TASK: In the entries below, find the lines that contain the word "features" and copy them.

THE RECORDS:
»»

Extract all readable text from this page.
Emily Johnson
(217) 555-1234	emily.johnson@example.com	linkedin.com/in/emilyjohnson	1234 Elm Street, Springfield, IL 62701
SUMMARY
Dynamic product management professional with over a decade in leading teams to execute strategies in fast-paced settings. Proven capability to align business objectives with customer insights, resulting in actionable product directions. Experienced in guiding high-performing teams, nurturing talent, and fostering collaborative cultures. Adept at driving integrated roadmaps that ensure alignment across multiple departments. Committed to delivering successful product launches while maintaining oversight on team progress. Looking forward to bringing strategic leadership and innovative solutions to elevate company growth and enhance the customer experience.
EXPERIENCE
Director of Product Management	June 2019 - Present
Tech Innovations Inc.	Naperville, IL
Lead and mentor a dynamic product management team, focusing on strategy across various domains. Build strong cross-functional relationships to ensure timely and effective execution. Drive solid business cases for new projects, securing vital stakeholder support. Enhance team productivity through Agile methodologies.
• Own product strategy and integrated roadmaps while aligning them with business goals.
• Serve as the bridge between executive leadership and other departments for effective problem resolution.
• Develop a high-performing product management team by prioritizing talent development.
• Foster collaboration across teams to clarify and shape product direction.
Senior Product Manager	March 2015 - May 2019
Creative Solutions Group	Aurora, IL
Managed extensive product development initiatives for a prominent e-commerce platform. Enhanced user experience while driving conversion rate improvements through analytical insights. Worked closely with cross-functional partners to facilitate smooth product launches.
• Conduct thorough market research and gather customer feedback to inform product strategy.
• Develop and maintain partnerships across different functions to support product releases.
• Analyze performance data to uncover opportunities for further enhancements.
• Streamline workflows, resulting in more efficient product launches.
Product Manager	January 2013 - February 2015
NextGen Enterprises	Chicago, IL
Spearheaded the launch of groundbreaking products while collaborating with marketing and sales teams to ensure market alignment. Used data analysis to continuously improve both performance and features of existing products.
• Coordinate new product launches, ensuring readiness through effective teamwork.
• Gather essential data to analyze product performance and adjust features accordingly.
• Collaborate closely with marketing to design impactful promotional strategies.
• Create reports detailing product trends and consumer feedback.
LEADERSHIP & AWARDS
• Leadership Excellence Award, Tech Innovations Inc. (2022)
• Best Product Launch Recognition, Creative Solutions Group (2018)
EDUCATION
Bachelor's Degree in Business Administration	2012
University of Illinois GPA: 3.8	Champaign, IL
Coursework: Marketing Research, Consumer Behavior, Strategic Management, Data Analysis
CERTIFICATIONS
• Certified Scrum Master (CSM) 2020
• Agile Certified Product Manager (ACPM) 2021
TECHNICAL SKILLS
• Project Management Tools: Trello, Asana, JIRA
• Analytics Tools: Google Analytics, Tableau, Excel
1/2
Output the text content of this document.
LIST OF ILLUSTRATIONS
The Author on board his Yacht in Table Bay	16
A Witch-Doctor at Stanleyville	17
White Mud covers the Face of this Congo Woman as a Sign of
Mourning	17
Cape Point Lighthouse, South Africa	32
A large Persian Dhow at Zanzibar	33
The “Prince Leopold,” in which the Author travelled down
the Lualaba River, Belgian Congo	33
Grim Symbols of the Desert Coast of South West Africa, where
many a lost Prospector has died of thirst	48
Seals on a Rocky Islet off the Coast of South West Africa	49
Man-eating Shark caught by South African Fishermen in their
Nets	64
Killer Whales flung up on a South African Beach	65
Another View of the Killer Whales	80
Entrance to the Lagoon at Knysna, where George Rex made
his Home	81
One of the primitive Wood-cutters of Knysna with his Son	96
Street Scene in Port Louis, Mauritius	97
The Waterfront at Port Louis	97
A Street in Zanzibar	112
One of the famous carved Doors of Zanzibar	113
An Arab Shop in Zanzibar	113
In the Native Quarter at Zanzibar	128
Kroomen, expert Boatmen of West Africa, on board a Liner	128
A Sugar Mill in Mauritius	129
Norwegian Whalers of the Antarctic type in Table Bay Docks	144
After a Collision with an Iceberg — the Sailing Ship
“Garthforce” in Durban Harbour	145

««

ANSWER TO THE TASK:
Spearheaded the launch of groundbreaking products while collaborating with marketing and sales teams to ensure market alignment. Used data analysis to continuously improve both performance and features of existing products.
• Gather essential data to analyze product performance and adjust features accordingly.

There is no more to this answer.